**Passage provided:**
# Data Analysis with Python

### Case - Customer Cancellation

You have been hired by a company with over 800,000 customers for a Data project. Recently, the company noticed that the majority of its total customer base are inactive, meaning they have already canceled the service.

Needing to improve its results, it wants to understand the main reasons for these cancellations and the most effective actions to reduce this number.

In [None]:
import pandas as pd
import plotly.express as px

table = pd.read_csv("cancellations.csv") # Imports the database

table = table.drop(columns="CustomerID") # Removes the CustomerID column, since it does not affect the analysis
display(table) # Displays the table

In [None]:
display(table.info()) # Displays the table data

table = table.dropna() # Deletes the rows with empty values

display(table.info()) # Displays the new table data

In [None]:
display(table["canceled"].value_counts()) # Displays the count of people who canceled and who did not cancel

display(table["canceled"].value_counts(normalize=True).map("{:.1%}".format)) # Displays the percentage of people who canceled and who did not cancel

In [None]:
# Generate and display a histogram using plotly express for each column, comparing it with the "cancelled" column
for column in table.columns:
    if column != "canceled":
        grafico = px.histogram(table, x=column, color="canceled", text_auto=True)

[Element position data]
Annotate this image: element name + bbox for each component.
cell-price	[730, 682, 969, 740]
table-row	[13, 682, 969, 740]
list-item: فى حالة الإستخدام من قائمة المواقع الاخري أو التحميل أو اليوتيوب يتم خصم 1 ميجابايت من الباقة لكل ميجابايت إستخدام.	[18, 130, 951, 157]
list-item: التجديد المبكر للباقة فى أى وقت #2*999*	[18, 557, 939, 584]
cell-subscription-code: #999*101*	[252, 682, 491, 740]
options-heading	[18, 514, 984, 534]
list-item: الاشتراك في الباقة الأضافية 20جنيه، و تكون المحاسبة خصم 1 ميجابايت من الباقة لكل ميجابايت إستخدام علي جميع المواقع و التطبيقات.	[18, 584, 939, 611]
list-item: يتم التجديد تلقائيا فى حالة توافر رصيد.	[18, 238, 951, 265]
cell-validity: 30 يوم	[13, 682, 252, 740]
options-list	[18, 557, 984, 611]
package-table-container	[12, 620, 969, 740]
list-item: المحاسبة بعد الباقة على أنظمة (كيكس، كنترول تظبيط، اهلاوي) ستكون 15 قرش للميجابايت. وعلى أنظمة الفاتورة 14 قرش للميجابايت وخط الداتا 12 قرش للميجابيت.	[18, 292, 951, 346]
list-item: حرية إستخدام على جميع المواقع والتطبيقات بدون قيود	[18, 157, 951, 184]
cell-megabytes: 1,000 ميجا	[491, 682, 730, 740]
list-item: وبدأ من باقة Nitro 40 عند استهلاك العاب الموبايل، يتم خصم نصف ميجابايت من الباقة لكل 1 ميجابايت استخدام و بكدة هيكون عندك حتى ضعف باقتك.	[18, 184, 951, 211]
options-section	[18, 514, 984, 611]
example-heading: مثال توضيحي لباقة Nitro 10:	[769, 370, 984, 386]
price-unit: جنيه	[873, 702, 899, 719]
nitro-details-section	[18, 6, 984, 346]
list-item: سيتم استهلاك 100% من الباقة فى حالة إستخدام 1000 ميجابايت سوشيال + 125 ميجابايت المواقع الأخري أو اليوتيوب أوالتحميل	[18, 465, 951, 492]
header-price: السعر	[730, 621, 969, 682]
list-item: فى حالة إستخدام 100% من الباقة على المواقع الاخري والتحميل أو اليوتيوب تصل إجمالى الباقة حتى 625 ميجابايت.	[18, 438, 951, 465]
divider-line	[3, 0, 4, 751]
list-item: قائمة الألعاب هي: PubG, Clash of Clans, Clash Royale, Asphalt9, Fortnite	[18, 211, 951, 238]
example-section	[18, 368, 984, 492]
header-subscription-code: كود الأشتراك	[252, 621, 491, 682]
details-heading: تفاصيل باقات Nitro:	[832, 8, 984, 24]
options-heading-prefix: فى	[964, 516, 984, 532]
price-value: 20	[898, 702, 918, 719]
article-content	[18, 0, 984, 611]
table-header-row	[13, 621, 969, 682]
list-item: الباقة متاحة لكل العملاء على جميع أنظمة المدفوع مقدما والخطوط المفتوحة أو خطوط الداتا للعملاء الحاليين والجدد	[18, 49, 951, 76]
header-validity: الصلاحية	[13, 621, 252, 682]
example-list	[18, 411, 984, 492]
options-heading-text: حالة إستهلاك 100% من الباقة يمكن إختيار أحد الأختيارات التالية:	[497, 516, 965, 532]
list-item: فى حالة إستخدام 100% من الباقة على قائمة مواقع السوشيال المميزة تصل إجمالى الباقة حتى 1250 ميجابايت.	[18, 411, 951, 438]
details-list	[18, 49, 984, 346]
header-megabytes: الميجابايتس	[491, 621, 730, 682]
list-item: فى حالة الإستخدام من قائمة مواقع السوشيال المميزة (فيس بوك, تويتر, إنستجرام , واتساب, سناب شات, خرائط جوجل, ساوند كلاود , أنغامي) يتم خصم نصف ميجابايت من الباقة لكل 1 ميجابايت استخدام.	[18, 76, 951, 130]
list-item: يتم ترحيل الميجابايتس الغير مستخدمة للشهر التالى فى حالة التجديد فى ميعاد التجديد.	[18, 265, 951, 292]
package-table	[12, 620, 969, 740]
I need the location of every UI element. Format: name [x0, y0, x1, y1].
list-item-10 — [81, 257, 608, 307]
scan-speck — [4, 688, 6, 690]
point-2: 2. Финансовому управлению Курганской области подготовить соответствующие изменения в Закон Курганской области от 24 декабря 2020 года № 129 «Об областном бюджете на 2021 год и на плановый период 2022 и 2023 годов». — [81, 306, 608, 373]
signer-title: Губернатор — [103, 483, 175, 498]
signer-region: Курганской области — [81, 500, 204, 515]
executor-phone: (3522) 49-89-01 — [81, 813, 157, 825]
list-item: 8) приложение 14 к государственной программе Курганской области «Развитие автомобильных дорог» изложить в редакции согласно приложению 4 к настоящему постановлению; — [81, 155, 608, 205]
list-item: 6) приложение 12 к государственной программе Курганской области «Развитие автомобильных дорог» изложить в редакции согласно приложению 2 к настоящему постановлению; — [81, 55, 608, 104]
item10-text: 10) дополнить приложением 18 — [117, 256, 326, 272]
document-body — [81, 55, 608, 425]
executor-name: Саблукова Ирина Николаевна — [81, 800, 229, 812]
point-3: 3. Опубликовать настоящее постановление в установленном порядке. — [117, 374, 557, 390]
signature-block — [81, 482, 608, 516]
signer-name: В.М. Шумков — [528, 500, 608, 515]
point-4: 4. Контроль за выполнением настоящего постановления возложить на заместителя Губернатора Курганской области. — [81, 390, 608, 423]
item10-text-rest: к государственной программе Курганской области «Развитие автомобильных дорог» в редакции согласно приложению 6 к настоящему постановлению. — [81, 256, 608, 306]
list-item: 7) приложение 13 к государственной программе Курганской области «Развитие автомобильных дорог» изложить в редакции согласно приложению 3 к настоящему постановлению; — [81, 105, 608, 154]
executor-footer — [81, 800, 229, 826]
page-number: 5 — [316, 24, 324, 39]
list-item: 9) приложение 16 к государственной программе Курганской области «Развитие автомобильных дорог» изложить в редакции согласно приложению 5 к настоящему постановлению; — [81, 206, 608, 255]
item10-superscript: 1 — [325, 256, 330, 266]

**Set exercise:**
Can you repeat the part of the customer cancellation notebook that starts with "### Case - Customer" and goes on through "canceled the service.", word for word? The entries aren't needed for any of this.

**Reply:**
### Case - Customer Cancellation

You have been hired by a company with over 800,000 customers for a Data project. Recently, the company noticed that the majority of its total customer base are inactive, meaning they have already canceled the service.